Extracted records
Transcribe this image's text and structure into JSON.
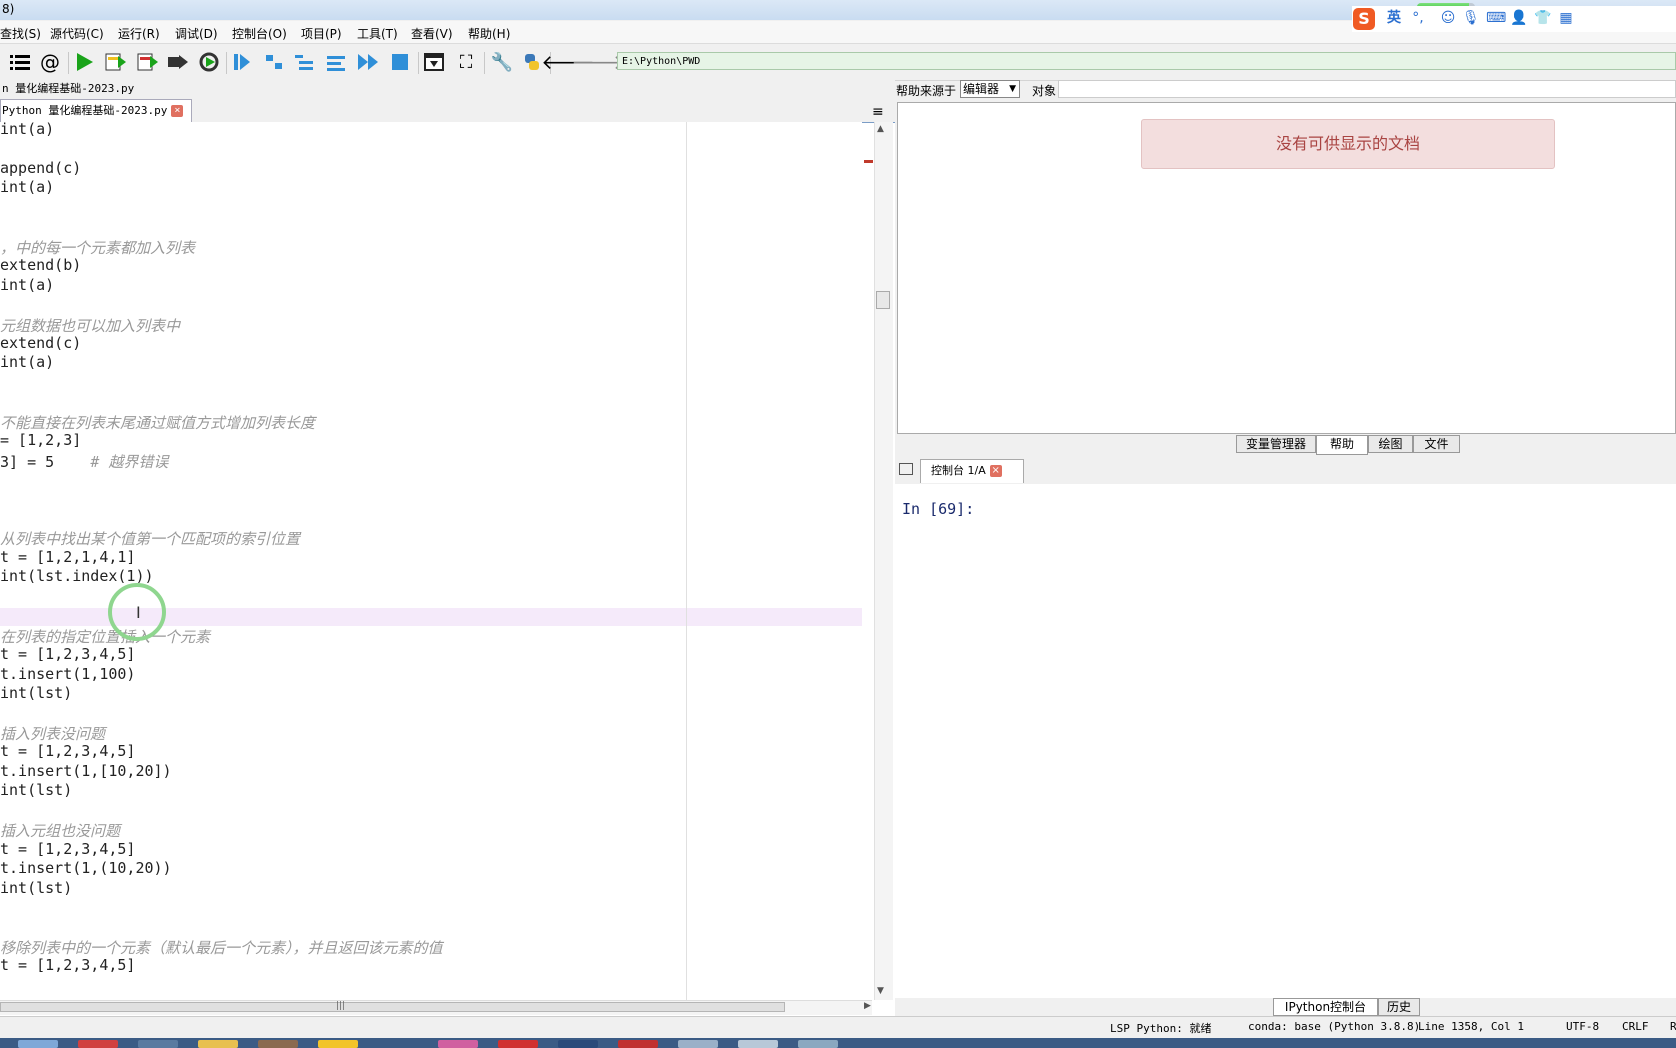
{
  "window": {
    "title_fragment": "8)",
    "title_progress": 0.9
  },
  "menu": [
    {
      "label": "查找(S)"
    },
    {
      "label": "源代码(C)"
    },
    {
      "label": "运行(R)"
    },
    {
      "label": "调试(D)"
    },
    {
      "label": "控制台(O)"
    },
    {
      "label": "项目(P)"
    },
    {
      "label": "工具(T)"
    },
    {
      "label": "查看(V)"
    },
    {
      "label": "帮助(H)"
    }
  ],
  "toolbar": {
    "path": "E:\\Python\\PWD",
    "icons": [
      "list-icon",
      "at-icon",
      "run-icon",
      "run-cell-icon",
      "run-cell-advance-icon",
      "run-selection-icon",
      "rerun-icon",
      "debug-icon",
      "step-icon",
      "step-into-icon",
      "step-return-icon",
      "continue-icon",
      "stop-icon",
      "maximize-pane-icon",
      "fullscreen-icon",
      "preferences-icon",
      "python-path-icon",
      "back-icon",
      "forward-icon"
    ]
  },
  "ime": {
    "logo": "S",
    "lang": "英",
    "punct": "°,",
    "icons": [
      "emoji-icon",
      "mic-icon",
      "keyboard-icon",
      "user-icon",
      "skin-icon",
      "grid-icon"
    ]
  },
  "editor": {
    "file_path": "n 量化编程基础-2023.py",
    "tab_label": "Python 量化编程基础-2023.py",
    "tab_close": "×",
    "menu_icon": "≡",
    "lines": [
      {
        "code": "int(a)",
        "comment": ""
      },
      {
        "code": "",
        "comment": ""
      },
      {
        "code": "append(c)",
        "comment": ""
      },
      {
        "code": "int(a)",
        "comment": ""
      },
      {
        "code": "",
        "comment": ""
      },
      {
        "code": "",
        "comment": ""
      },
      {
        "code": "",
        "comment": "，中的每一个元素都加入列表"
      },
      {
        "code": "extend(b)",
        "comment": ""
      },
      {
        "code": "int(a)",
        "comment": ""
      },
      {
        "code": "",
        "comment": ""
      },
      {
        "code": "",
        "comment": "元组数据也可以加入列表中"
      },
      {
        "code": "extend(c)",
        "comment": ""
      },
      {
        "code": "int(a)",
        "comment": ""
      },
      {
        "code": "",
        "comment": ""
      },
      {
        "code": "",
        "comment": ""
      },
      {
        "code": "",
        "comment": "不能直接在列表末尾通过赋值方式增加列表长度"
      },
      {
        "code": "= [1,2,3]",
        "comment": ""
      },
      {
        "code": "3] = 5    ",
        "comment": "# 越界错误"
      },
      {
        "code": "",
        "comment": ""
      },
      {
        "code": "",
        "comment": ""
      },
      {
        "code": "",
        "comment": ""
      },
      {
        "code": "",
        "comment": "从列表中找出某个值第一个匹配项的索引位置"
      },
      {
        "code": "t = [1,2,1,4,1]",
        "comment": ""
      },
      {
        "code": "int(lst.index(1))",
        "comment": ""
      },
      {
        "code": "",
        "comment": ""
      },
      {
        "code": "",
        "comment": ""
      },
      {
        "code": "",
        "comment": "在列表的指定位置插入一个元素"
      },
      {
        "code": "t = [1,2,3,4,5]",
        "comment": ""
      },
      {
        "code": "t.insert(1,100)",
        "comment": ""
      },
      {
        "code": "int(lst)",
        "comment": ""
      },
      {
        "code": "",
        "comment": ""
      },
      {
        "code": "",
        "comment": "插入列表没问题"
      },
      {
        "code": "t = [1,2,3,4,5]",
        "comment": ""
      },
      {
        "code": "t.insert(1,[10,20])",
        "comment": ""
      },
      {
        "code": "int(lst)",
        "comment": ""
      },
      {
        "code": "",
        "comment": ""
      },
      {
        "code": "",
        "comment": "插入元组也没问题"
      },
      {
        "code": "t = [1,2,3,4,5]",
        "comment": ""
      },
      {
        "code": "t.insert(1,(10,20))",
        "comment": ""
      },
      {
        "code": "int(lst)",
        "comment": ""
      },
      {
        "code": "",
        "comment": ""
      },
      {
        "code": "",
        "comment": ""
      },
      {
        "code": "",
        "comment": "移除列表中的一个元素（默认最后一个元素），并且返回该元素的值"
      },
      {
        "code": "t = [1,2,3,4,5]",
        "comment": ""
      }
    ]
  },
  "help": {
    "source_label": "帮助来源于",
    "source_value": "编辑器",
    "object_label": "对象",
    "object_value": "",
    "empty_message": "没有可供显示的文档"
  },
  "pane_tabs": [
    {
      "label": "变量管理器",
      "active": false
    },
    {
      "label": "帮助",
      "active": true
    },
    {
      "label": "绘图",
      "active": false
    },
    {
      "label": "文件",
      "active": false
    }
  ],
  "console": {
    "tab_label": "控制台 1/A",
    "tab_close": "×",
    "prompt": "In [69]:"
  },
  "bottom_tabs": [
    {
      "label": "IPython控制台",
      "active": true
    },
    {
      "label": "历史",
      "active": false
    }
  ],
  "status": {
    "lsp": "LSP Python: 就绪",
    "conda": "conda: base (Python 3.8.8)",
    "position": "Line 1358, Col 1",
    "encoding": "UTF-8",
    "eol": "CRLF",
    "extra": "R"
  },
  "colors": {
    "accent": "#2f8fd8",
    "run_green": "#1aa31a",
    "error_red": "#c0392b",
    "comment": "#999999"
  }
}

SET PROBLEM
Transcribe the full listing above exactly, with the images removed.

ANSWER FOR THE TASK
Transcribe this image's text and structure into JSON.
{
  "window": {
    "title_fragment": "8)",
    "title_progress": 0.9
  },
  "menu": [
    {
      "label": "查找(S)"
    },
    {
      "label": "源代码(C)"
    },
    {
      "label": "运行(R)"
    },
    {
      "label": "调试(D)"
    },
    {
      "label": "控制台(O)"
    },
    {
      "label": "项目(P)"
    },
    {
      "label": "工具(T)"
    },
    {
      "label": "查看(V)"
    },
    {
      "label": "帮助(H)"
    }
  ],
  "toolbar": {
    "path": "E:\\Python\\PWD",
    "icons": [
      "list-icon",
      "at-icon",
      "run-icon",
      "run-cell-icon",
      "run-cell-advance-icon",
      "run-selection-icon",
      "rerun-icon",
      "debug-icon",
      "step-icon",
      "step-into-icon",
      "step-return-icon",
      "continue-icon",
      "stop-icon",
      "maximize-pane-icon",
      "fullscreen-icon",
      "preferences-icon",
      "python-path-icon",
      "back-icon",
      "forward-icon"
    ]
  },
  "ime": {
    "logo": "S",
    "lang": "英",
    "punct": "°,",
    "icons": [
      "emoji-icon",
      "mic-icon",
      "keyboard-icon",
      "user-icon",
      "skin-icon",
      "grid-icon"
    ]
  },
  "editor": {
    "file_path": "n 量化编程基础-2023.py",
    "tab_label": "Python 量化编程基础-2023.py",
    "tab_close": "×",
    "menu_icon": "≡",
    "lines": [
      {
        "code": "int(a)",
        "comment": ""
      },
      {
        "code": "",
        "comment": ""
      },
      {
        "code": "append(c)",
        "comment": ""
      },
      {
        "code": "int(a)",
        "comment": ""
      },
      {
        "code": "",
        "comment": ""
      },
      {
        "code": "",
        "comment": ""
      },
      {
        "code": "",
        "comment": "，中的每一个元素都加入列表"
      },
      {
        "code": "extend(b)",
        "comment": ""
      },
      {
        "code": "int(a)",
        "comment": ""
      },
      {
        "code": "",
        "comment": ""
      },
      {
        "code": "",
        "comment": "元组数据也可以加入列表中"
      },
      {
        "code": "extend(c)",
        "comment": ""
      },
      {
        "code": "int(a)",
        "comment": ""
      },
      {
        "code": "",
        "comment": ""
      },
      {
        "code": "",
        "comment": ""
      },
      {
        "code": "",
        "comment": "不能直接在列表末尾通过赋值方式增加列表长度"
      },
      {
        "code": "= [1,2,3]",
        "comment": ""
      },
      {
        "code": "3] = 5    ",
        "comment": "# 越界错误"
      },
      {
        "code": "",
        "comment": ""
      },
      {
        "code": "",
        "comment": ""
      },
      {
        "code": "",
        "comment": ""
      },
      {
        "code": "",
        "comment": "从列表中找出某个值第一个匹配项的索引位置"
      },
      {
        "code": "t = [1,2,1,4,1]",
        "comment": ""
      },
      {
        "code": "int(lst.index(1))",
        "comment": ""
      },
      {
        "code": "",
        "comment": ""
      },
      {
        "code": "",
        "comment": ""
      },
      {
        "code": "",
        "comment": "在列表的指定位置插入一个元素"
      },
      {
        "code": "t = [1,2,3,4,5]",
        "comment": ""
      },
      {
        "code": "t.insert(1,100)",
        "comment": ""
      },
      {
        "code": "int(lst)",
        "comment": ""
      },
      {
        "code": "",
        "comment": ""
      },
      {
        "code": "",
        "comment": "插入列表没问题"
      },
      {
        "code": "t = [1,2,3,4,5]",
        "comment": ""
      },
      {
        "code": "t.insert(1,[10,20])",
        "comment": ""
      },
      {
        "code": "int(lst)",
        "comment": ""
      },
      {
        "code": "",
        "comment": ""
      },
      {
        "code": "",
        "comment": "插入元组也没问题"
      },
      {
        "code": "t = [1,2,3,4,5]",
        "comment": ""
      },
      {
        "code": "t.insert(1,(10,20))",
        "comment": ""
      },
      {
        "code": "int(lst)",
        "comment": ""
      },
      {
        "code": "",
        "comment": ""
      },
      {
        "code": "",
        "comment": ""
      },
      {
        "code": "",
        "comment": "移除列表中的一个元素（默认最后一个元素），并且返回该元素的值"
      },
      {
        "code": "t = [1,2,3,4,5]",
        "comment": ""
      }
    ]
  },
  "help": {
    "source_label": "帮助来源于",
    "source_value": "编辑器",
    "object_label": "对象",
    "object_value": "",
    "empty_message": "没有可供显示的文档"
  },
  "pane_tabs": [
    {
      "label": "变量管理器",
      "active": false
    },
    {
      "label": "帮助",
      "active": true
    },
    {
      "label": "绘图",
      "active": false
    },
    {
      "label": "文件",
      "active": false
    }
  ],
  "console": {
    "tab_label": "控制台 1/A",
    "tab_close": "×",
    "prompt": "In [69]:"
  },
  "bottom_tabs": [
    {
      "label": "IPython控制台",
      "active": true
    },
    {
      "label": "历史",
      "active": false
    }
  ],
  "status": {
    "lsp": "LSP Python: 就绪",
    "conda": "conda: base (Python 3.8.8)",
    "position": "Line 1358, Col 1",
    "encoding": "UTF-8",
    "eol": "CRLF",
    "extra": "R"
  },
  "colors": {
    "accent": "#2f8fd8",
    "run_green": "#1aa31a",
    "error_red": "#c0392b",
    "comment": "#999999"
  }
}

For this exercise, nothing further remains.